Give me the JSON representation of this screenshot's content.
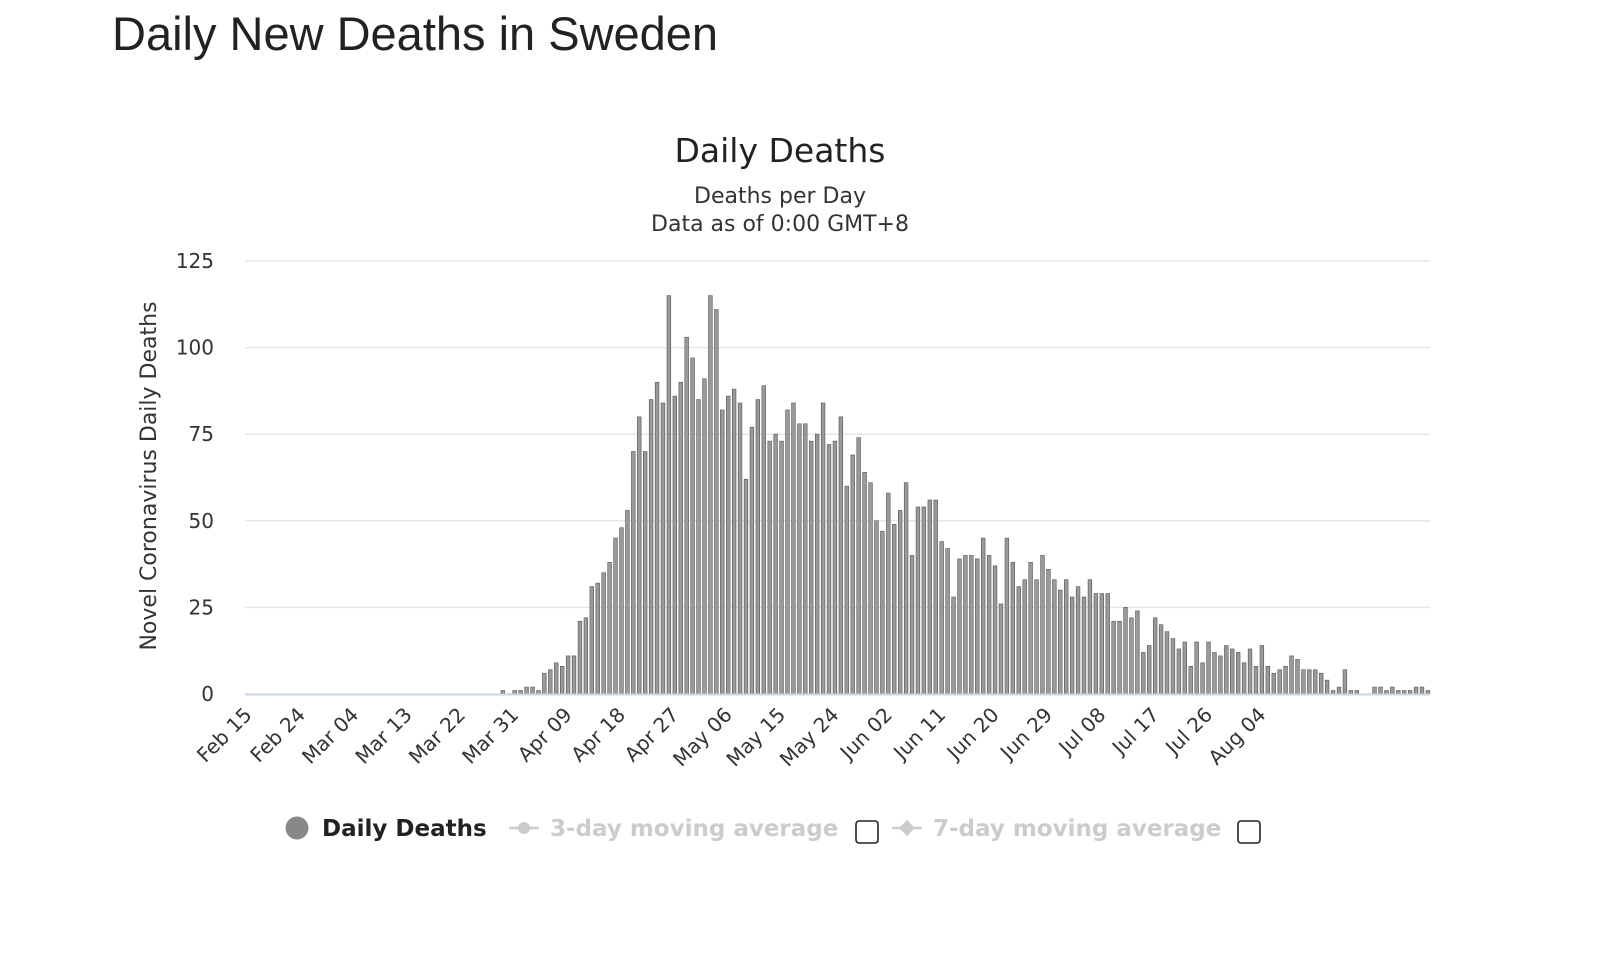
{
  "page": {
    "title": "Daily New Deaths in Sweden"
  },
  "colors": {
    "bar": "#9a9a9a",
    "bar_stroke": "#555555",
    "grid": "#e6e6e6",
    "axis": "#ccd6eb",
    "legend_inactive": "#cccccc"
  },
  "chart_data": {
    "type": "bar",
    "title": "Daily Deaths",
    "subtitle_lines": [
      "Deaths per Day",
      "Data as of 0:00 GMT+8"
    ],
    "xlabel": "",
    "ylabel": "Novel Coronavirus Daily Deaths",
    "ylim": [
      0,
      125
    ],
    "y_ticks": [
      0,
      25,
      50,
      75,
      100,
      125
    ],
    "x_start": "2020-02-15",
    "x_tick_labels": [
      "Feb 15",
      "Feb 24",
      "Mar 04",
      "Mar 13",
      "Mar 22",
      "Mar 31",
      "Apr 09",
      "Apr 18",
      "Apr 27",
      "May 06",
      "May 15",
      "May 24",
      "Jun 02",
      "Jun 11",
      "Jun 20",
      "Jun 29",
      "Jul 08",
      "Jul 17",
      "Jul 26",
      "Aug 04"
    ],
    "grid": true,
    "legend_position": "bottom",
    "legend": [
      {
        "label": "Daily Deaths",
        "active": true,
        "icon": "filled-circle-icon"
      },
      {
        "label": "3-day moving average",
        "active": false,
        "icon": "line-circle-icon",
        "checkbox": false
      },
      {
        "label": "7-day moving average",
        "active": false,
        "icon": "line-diamond-icon",
        "checkbox": false
      }
    ],
    "series": [
      {
        "name": "Daily Deaths",
        "values": [
          0,
          0,
          0,
          0,
          0,
          0,
          0,
          0,
          0,
          0,
          0,
          0,
          0,
          0,
          0,
          0,
          0,
          0,
          0,
          0,
          0,
          0,
          0,
          0,
          0,
          0,
          0,
          0,
          0,
          0,
          0,
          0,
          0,
          0,
          0,
          0,
          0,
          0,
          0,
          0,
          0,
          0,
          0,
          1,
          0,
          1,
          1,
          2,
          2,
          1,
          6,
          7,
          9,
          8,
          11,
          11,
          21,
          22,
          31,
          32,
          35,
          38,
          45,
          48,
          53,
          70,
          80,
          70,
          85,
          90,
          84,
          115,
          86,
          90,
          103,
          97,
          85,
          91,
          115,
          111,
          82,
          86,
          88,
          84,
          62,
          77,
          85,
          89,
          73,
          75,
          73,
          82,
          84,
          78,
          78,
          73,
          75,
          84,
          72,
          73,
          80,
          60,
          69,
          74,
          64,
          61,
          50,
          47,
          58,
          49,
          53,
          61,
          40,
          54,
          54,
          56,
          56,
          44,
          42,
          28,
          39,
          40,
          40,
          39,
          45,
          40,
          37,
          26,
          45,
          38,
          31,
          33,
          38,
          33,
          40,
          36,
          33,
          30,
          33,
          28,
          31,
          28,
          33,
          29,
          29,
          29,
          21,
          21,
          25,
          22,
          24,
          12,
          14,
          22,
          20,
          18,
          16,
          13,
          15,
          8,
          15,
          9,
          15,
          12,
          11,
          14,
          13,
          12,
          9,
          13,
          8,
          14,
          8,
          6,
          7,
          8,
          11,
          10,
          7,
          7,
          7,
          6,
          4,
          1,
          2,
          7,
          1,
          1,
          0,
          0,
          2,
          2,
          1,
          2,
          1,
          1,
          1,
          2,
          2,
          1
        ]
      }
    ]
  }
}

########

▸ **Directions for this task**
The whole listing is to be written out exactly; the pictures stay out of the copy.

▸ **Written solution**
Give me the JSON representation of this screenshot's content.
{
  "page": {
    "title": "Daily New Deaths in Sweden"
  },
  "colors": {
    "bar": "#9a9a9a",
    "bar_stroke": "#555555",
    "grid": "#e6e6e6",
    "axis": "#ccd6eb",
    "legend_inactive": "#cccccc"
  },
  "chart_data": {
    "type": "bar",
    "title": "Daily Deaths",
    "subtitle_lines": [
      "Deaths per Day",
      "Data as of 0:00 GMT+8"
    ],
    "xlabel": "",
    "ylabel": "Novel Coronavirus Daily Deaths",
    "ylim": [
      0,
      125
    ],
    "y_ticks": [
      0,
      25,
      50,
      75,
      100,
      125
    ],
    "x_start": "2020-02-15",
    "x_tick_labels": [
      "Feb 15",
      "Feb 24",
      "Mar 04",
      "Mar 13",
      "Mar 22",
      "Mar 31",
      "Apr 09",
      "Apr 18",
      "Apr 27",
      "May 06",
      "May 15",
      "May 24",
      "Jun 02",
      "Jun 11",
      "Jun 20",
      "Jun 29",
      "Jul 08",
      "Jul 17",
      "Jul 26",
      "Aug 04"
    ],
    "grid": true,
    "legend_position": "bottom",
    "legend": [
      {
        "label": "Daily Deaths",
        "active": true,
        "icon": "filled-circle-icon"
      },
      {
        "label": "3-day moving average",
        "active": false,
        "icon": "line-circle-icon",
        "checkbox": false
      },
      {
        "label": "7-day moving average",
        "active": false,
        "icon": "line-diamond-icon",
        "checkbox": false
      }
    ],
    "series": [
      {
        "name": "Daily Deaths",
        "values": [
          0,
          0,
          0,
          0,
          0,
          0,
          0,
          0,
          0,
          0,
          0,
          0,
          0,
          0,
          0,
          0,
          0,
          0,
          0,
          0,
          0,
          0,
          0,
          0,
          0,
          0,
          0,
          0,
          0,
          0,
          0,
          0,
          0,
          0,
          0,
          0,
          0,
          0,
          0,
          0,
          0,
          0,
          0,
          1,
          0,
          1,
          1,
          2,
          2,
          1,
          6,
          7,
          9,
          8,
          11,
          11,
          21,
          22,
          31,
          32,
          35,
          38,
          45,
          48,
          53,
          70,
          80,
          70,
          85,
          90,
          84,
          115,
          86,
          90,
          103,
          97,
          85,
          91,
          115,
          111,
          82,
          86,
          88,
          84,
          62,
          77,
          85,
          89,
          73,
          75,
          73,
          82,
          84,
          78,
          78,
          73,
          75,
          84,
          72,
          73,
          80,
          60,
          69,
          74,
          64,
          61,
          50,
          47,
          58,
          49,
          53,
          61,
          40,
          54,
          54,
          56,
          56,
          44,
          42,
          28,
          39,
          40,
          40,
          39,
          45,
          40,
          37,
          26,
          45,
          38,
          31,
          33,
          38,
          33,
          40,
          36,
          33,
          30,
          33,
          28,
          31,
          28,
          33,
          29,
          29,
          29,
          21,
          21,
          25,
          22,
          24,
          12,
          14,
          22,
          20,
          18,
          16,
          13,
          15,
          8,
          15,
          9,
          15,
          12,
          11,
          14,
          13,
          12,
          9,
          13,
          8,
          14,
          8,
          6,
          7,
          8,
          11,
          10,
          7,
          7,
          7,
          6,
          4,
          1,
          2,
          7,
          1,
          1,
          0,
          0,
          2,
          2,
          1,
          2,
          1,
          1,
          1,
          2,
          2,
          1
        ]
      }
    ]
  }
}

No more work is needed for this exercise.